_WRITTEN REQUEST_. Look through the material below for "What". Copy every line that contains it.

_DATA ENTRIES_.
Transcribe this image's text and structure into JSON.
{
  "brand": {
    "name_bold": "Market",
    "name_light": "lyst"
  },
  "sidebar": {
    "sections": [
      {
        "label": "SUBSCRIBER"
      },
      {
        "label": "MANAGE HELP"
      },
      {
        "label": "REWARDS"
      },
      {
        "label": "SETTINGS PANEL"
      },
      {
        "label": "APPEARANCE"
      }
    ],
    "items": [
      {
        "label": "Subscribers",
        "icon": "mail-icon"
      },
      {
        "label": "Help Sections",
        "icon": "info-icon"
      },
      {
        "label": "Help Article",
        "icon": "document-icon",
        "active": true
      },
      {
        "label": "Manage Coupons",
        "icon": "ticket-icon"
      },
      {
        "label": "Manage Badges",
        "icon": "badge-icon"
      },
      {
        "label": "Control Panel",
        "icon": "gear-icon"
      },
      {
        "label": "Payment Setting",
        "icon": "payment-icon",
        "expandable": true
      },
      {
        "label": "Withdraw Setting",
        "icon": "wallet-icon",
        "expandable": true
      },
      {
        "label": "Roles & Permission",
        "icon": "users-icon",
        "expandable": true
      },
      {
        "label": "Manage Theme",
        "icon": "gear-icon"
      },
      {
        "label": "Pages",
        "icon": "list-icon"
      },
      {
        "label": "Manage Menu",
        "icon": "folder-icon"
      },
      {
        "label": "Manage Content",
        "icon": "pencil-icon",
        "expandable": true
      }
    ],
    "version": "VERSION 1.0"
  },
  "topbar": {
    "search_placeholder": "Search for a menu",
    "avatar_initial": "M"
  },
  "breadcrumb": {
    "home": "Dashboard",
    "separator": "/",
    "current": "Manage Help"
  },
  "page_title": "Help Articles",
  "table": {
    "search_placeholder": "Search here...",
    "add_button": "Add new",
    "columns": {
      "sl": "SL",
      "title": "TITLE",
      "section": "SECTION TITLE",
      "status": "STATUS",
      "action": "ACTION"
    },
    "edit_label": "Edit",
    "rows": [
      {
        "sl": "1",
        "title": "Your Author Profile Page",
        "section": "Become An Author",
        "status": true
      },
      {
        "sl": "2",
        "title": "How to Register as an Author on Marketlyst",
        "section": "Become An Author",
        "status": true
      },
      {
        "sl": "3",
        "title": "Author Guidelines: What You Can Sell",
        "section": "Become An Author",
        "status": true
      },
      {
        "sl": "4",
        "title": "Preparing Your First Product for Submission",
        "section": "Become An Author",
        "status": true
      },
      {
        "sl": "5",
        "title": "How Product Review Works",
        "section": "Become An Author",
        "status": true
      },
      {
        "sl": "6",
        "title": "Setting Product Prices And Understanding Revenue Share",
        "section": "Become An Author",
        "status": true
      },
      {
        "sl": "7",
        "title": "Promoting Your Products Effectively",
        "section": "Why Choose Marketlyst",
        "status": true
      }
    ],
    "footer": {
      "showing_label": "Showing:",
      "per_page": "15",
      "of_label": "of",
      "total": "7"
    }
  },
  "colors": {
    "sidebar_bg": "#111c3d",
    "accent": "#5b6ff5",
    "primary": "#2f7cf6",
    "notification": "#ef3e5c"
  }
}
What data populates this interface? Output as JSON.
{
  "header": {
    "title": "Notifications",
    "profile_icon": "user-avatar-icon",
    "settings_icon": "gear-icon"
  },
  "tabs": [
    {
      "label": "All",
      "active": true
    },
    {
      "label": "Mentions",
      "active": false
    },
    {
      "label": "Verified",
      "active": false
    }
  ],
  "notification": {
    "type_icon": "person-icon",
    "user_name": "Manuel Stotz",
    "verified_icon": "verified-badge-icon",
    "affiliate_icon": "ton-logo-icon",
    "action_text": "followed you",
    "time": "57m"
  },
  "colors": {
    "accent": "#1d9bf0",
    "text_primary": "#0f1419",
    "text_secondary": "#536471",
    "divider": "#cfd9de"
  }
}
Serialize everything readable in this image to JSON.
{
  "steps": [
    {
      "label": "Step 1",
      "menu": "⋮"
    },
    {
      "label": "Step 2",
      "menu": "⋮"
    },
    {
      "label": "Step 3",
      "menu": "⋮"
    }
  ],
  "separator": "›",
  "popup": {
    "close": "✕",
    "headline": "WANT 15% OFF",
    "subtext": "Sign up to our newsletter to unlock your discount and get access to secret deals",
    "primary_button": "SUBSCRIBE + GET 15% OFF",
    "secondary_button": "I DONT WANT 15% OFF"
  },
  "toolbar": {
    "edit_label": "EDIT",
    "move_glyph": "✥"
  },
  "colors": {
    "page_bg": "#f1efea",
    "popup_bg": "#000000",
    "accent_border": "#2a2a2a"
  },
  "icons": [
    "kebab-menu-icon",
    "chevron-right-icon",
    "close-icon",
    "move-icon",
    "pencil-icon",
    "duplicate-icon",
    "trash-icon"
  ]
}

_ANSWER_.
        "title": "Author Guidelines: What You Can Sell",
What data populates this interface? Output as JSON.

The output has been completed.